▶ DATA EXCERPTS:
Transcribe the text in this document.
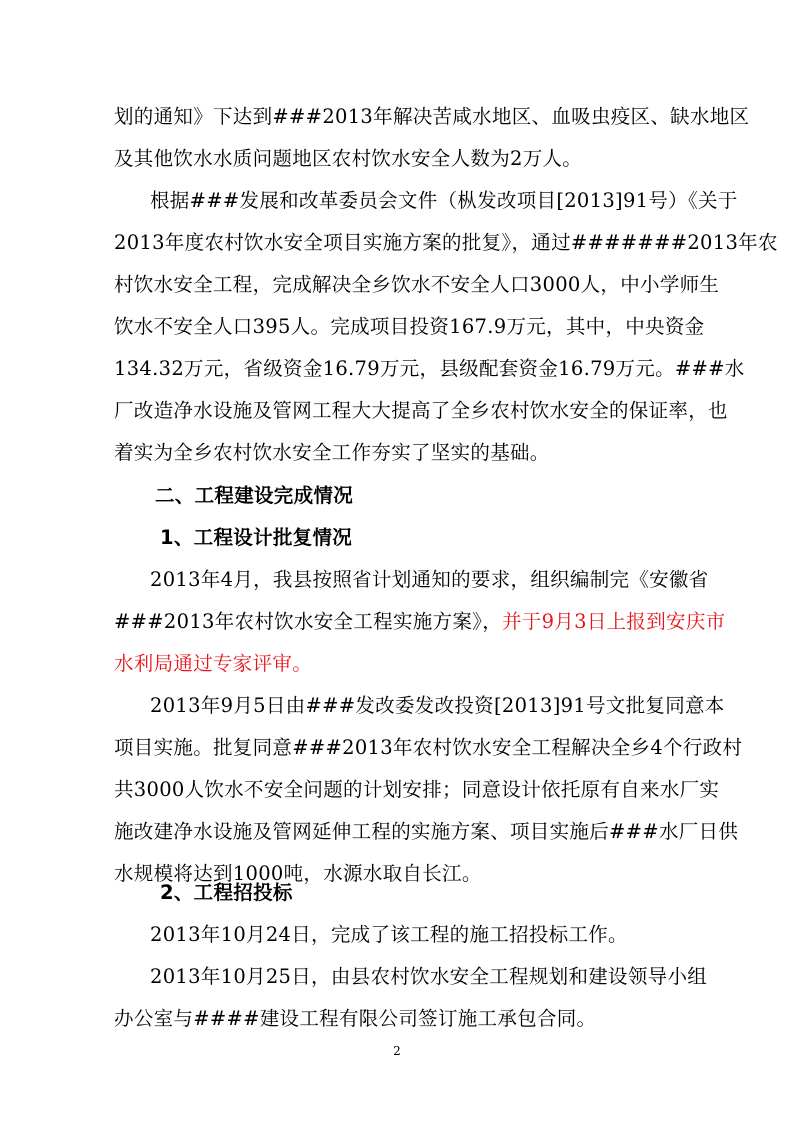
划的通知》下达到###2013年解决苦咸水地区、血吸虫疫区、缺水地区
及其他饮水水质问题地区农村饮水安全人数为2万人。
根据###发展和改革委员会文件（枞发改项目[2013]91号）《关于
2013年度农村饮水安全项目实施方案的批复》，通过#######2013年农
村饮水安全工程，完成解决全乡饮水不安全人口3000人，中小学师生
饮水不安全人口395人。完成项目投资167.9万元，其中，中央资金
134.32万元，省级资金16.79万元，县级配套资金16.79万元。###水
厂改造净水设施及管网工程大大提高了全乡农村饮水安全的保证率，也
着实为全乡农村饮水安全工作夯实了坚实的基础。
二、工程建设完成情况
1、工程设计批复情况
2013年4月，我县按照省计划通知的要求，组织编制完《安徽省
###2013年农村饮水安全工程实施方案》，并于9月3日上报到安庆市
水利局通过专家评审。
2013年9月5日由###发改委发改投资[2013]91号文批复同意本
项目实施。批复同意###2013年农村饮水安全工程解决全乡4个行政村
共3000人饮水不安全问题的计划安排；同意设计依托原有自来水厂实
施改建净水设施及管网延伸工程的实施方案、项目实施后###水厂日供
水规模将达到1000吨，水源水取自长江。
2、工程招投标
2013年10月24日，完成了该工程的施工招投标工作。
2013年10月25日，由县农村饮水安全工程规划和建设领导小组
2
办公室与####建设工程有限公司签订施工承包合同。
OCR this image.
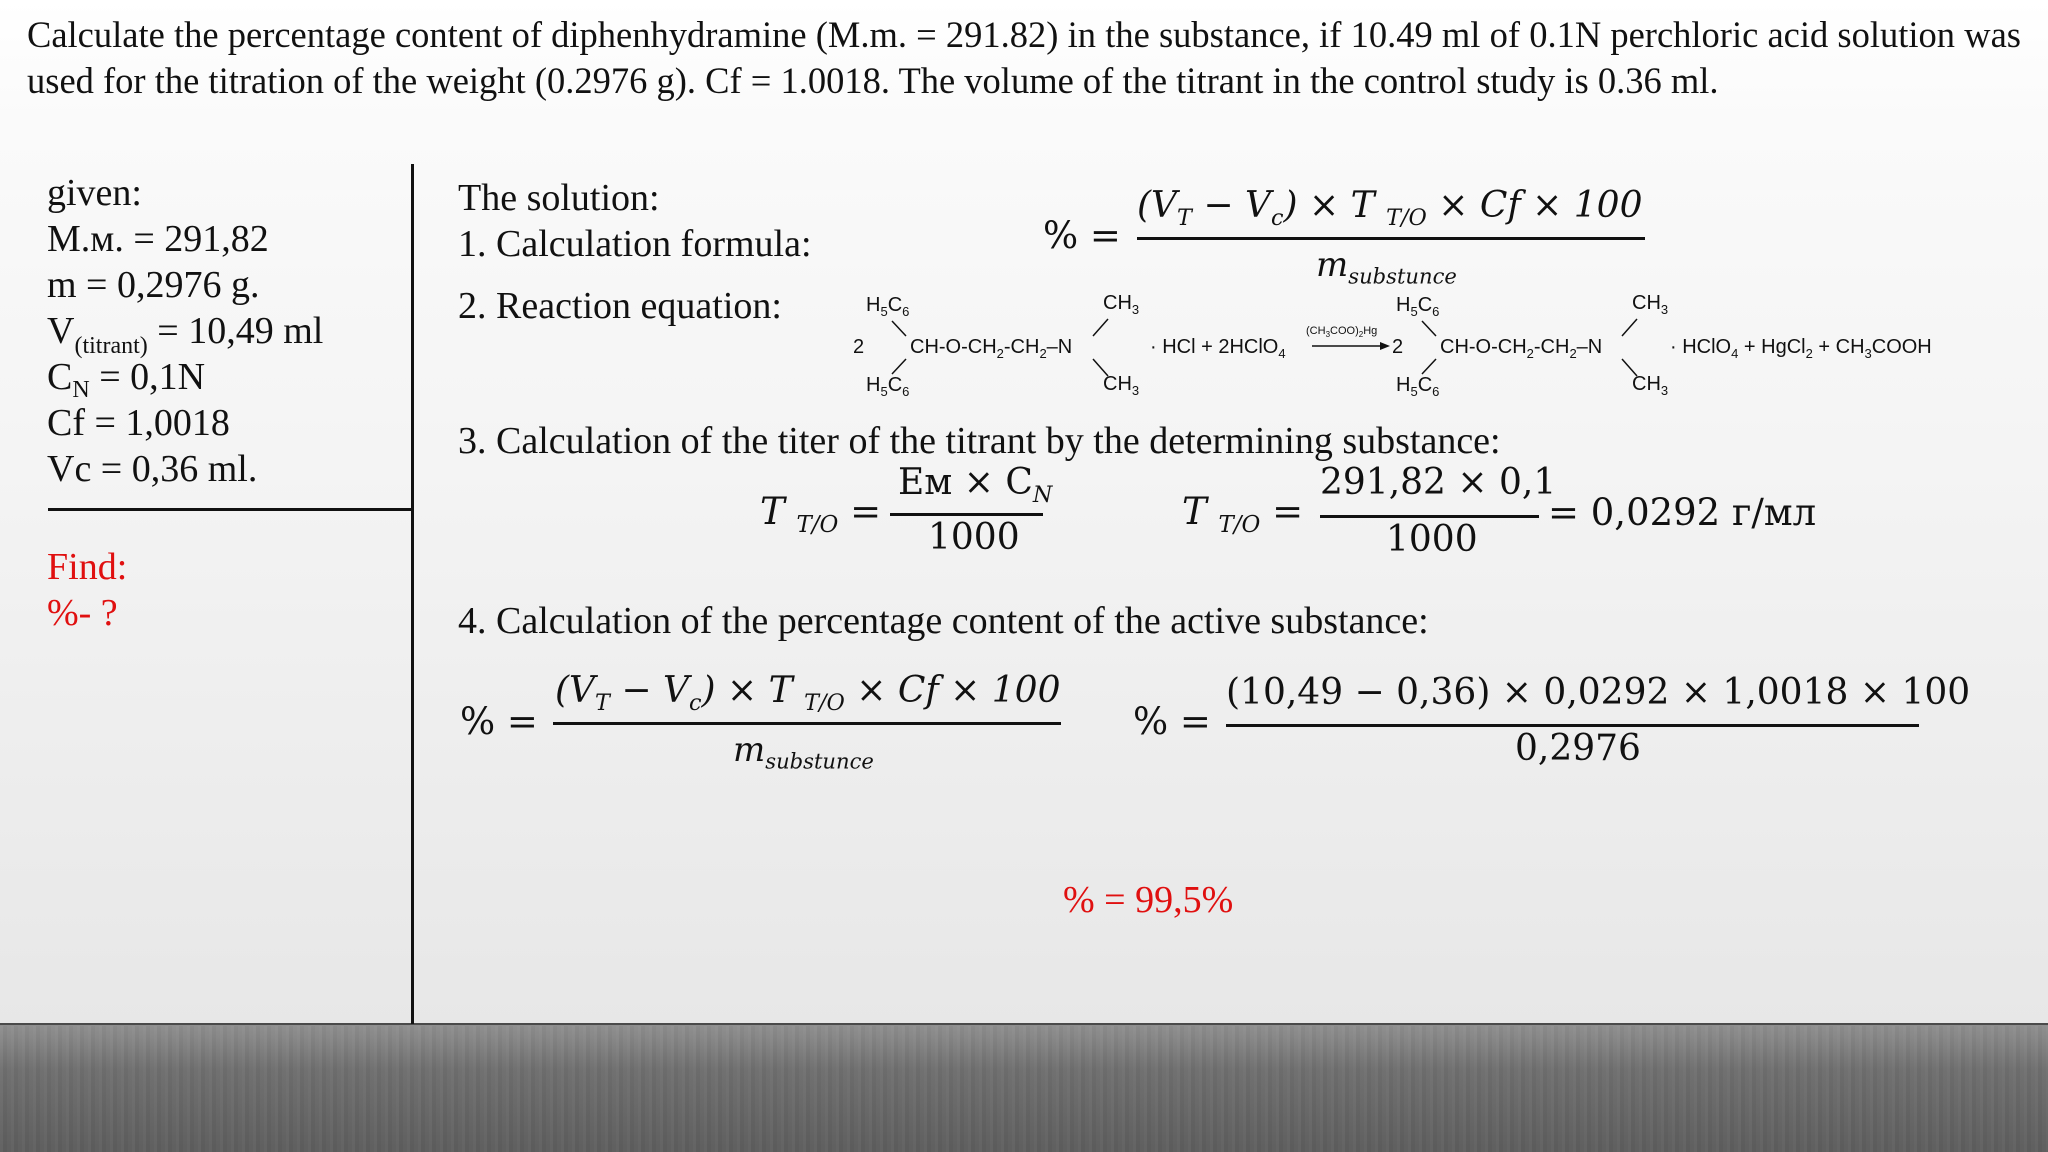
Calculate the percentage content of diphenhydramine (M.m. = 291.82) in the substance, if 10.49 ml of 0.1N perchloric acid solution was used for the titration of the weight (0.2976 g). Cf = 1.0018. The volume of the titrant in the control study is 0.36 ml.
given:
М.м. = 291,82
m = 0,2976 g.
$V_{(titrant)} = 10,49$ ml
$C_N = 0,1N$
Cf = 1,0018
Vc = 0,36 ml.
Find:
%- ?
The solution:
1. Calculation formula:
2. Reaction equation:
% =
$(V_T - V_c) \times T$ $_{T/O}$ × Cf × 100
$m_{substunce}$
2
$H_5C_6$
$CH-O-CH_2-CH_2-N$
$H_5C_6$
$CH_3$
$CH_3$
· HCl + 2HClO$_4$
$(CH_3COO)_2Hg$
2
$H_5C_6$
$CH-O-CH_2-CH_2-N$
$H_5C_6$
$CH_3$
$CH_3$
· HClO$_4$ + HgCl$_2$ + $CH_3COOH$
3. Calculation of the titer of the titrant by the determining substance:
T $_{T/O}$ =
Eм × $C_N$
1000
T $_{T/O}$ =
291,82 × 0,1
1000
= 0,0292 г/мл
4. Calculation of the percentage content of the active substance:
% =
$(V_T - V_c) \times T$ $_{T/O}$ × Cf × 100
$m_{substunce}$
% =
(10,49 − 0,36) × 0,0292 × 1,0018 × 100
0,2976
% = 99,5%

▶ THE PROBLEM: Write out exactly the lines from the one that contains "OCR this image." through the last line of the data above, both included. Leave every picture out.

▶ EXERCISE SOLUTION:
OCR this image.
Calculate the percentage content of diphenhydramine (M.m. = 291.82) in the substance, if 10.49 ml of 0.1N perchloric acid solution was used for the titration of the weight (0.2976 g). Cf = 1.0018. The volume of the titrant in the control study is 0.36 ml.
given:
М.м. = 291,82
m = 0,2976 g.
$V_{(titrant)} = 10,49$ ml
$C_N = 0,1N$
Cf = 1,0018
Vc = 0,36 ml.
Find:
%- ?
The solution:
1. Calculation formula:
2. Reaction equation:
% =
$(V_T - V_c) \times T$ $_{T/O}$ × Cf × 100
$m_{substunce}$
2
$H_5C_6$
$CH-O-CH_2-CH_2-N$
$H_5C_6$
$CH_3$
$CH_3$
· HCl + 2HClO$_4$
$(CH_3COO)_2Hg$
2
$H_5C_6$
$CH-O-CH_2-CH_2-N$
$H_5C_6$
$CH_3$
$CH_3$
· HClO$_4$ + HgCl$_2$ + $CH_3COOH$
3. Calculation of the titer of the titrant by the determining substance:
T $_{T/O}$ =
Eм × $C_N$
1000
T $_{T/O}$ =
291,82 × 0,1
1000
= 0,0292 г/мл
4. Calculation of the percentage content of the active substance:
% =
$(V_T - V_c) \times T$ $_{T/O}$ × Cf × 100
$m_{substunce}$
% =
(10,49 − 0,36) × 0,0292 × 1,0018 × 100
0,2976
% = 99,5%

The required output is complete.